• _Exercise directions_:
Below are records to be output exactly, every one of them.

• _Working data_:
+ + + +

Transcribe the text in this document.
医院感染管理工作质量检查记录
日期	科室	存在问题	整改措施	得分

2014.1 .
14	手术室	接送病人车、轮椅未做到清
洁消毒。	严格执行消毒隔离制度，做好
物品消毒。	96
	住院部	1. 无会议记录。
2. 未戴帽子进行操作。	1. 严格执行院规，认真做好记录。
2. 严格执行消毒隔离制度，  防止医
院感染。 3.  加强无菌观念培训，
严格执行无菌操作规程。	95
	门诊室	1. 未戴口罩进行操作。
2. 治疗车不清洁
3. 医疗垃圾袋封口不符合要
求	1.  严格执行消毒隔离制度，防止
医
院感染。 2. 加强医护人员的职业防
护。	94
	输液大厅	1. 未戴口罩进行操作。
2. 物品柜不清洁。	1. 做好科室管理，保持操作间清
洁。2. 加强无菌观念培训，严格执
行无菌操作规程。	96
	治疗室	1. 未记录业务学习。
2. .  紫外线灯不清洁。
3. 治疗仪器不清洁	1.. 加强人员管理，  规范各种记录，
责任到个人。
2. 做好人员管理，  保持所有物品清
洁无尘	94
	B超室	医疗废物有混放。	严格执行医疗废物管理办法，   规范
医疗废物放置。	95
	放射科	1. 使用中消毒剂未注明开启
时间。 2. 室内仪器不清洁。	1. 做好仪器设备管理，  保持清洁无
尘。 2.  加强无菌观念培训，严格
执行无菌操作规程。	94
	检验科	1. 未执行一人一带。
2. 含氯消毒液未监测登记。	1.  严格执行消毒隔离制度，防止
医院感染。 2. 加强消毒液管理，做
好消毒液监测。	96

+ + + +

• _Response to this task_:
Transcribe the text in this document.
医院感染管理工作质量检查记录
日期	科室	存在问题	整改措施	得分

2014.1 .
14	手术室	接送病人车、轮椅未做到清
洁消毒。	严格执行消毒隔离制度，做好
物品消毒。	96
	住院部	1. 无会议记录。
2. 未戴帽子进行操作。	1. 严格执行院规，认真做好记录。
2. 严格执行消毒隔离制度，  防止医
院感染。 3.  加强无菌观念培训，
严格执行无菌操作规程。	95
	门诊室	1. 未戴口罩进行操作。
2. 治疗车不清洁
3. 医疗垃圾袋封口不符合要
求	1.  严格执行消毒隔离制度，防止
医
院感染。 2. 加强医护人员的职业防
护。	94
	输液大厅	1. 未戴口罩进行操作。
2. 物品柜不清洁。	1. 做好科室管理，保持操作间清
洁。2. 加强无菌观念培训，严格执
行无菌操作规程。	96
	治疗室	1. 未记录业务学习。
2. .  紫外线灯不清洁。
3. 治疗仪器不清洁	1.. 加强人员管理，  规范各种记录，
责任到个人。
2. 做好人员管理，  保持所有物品清
洁无尘	94
	B超室	医疗废物有混放。	严格执行医疗废物管理办法，   规范
医疗废物放置。	95
	放射科	1. 使用中消毒剂未注明开启
时间。 2. 室内仪器不清洁。	1. 做好仪器设备管理，  保持清洁无
尘。 2.  加强无菌观念培训，严格
执行无菌操作规程。	94
	检验科	1. 未执行一人一带。
2. 含氯消毒液未监测登记。	1.  严格执行消毒隔离制度，防止
医院感染。 2. 加强消毒液管理，做
好消毒液监测。	96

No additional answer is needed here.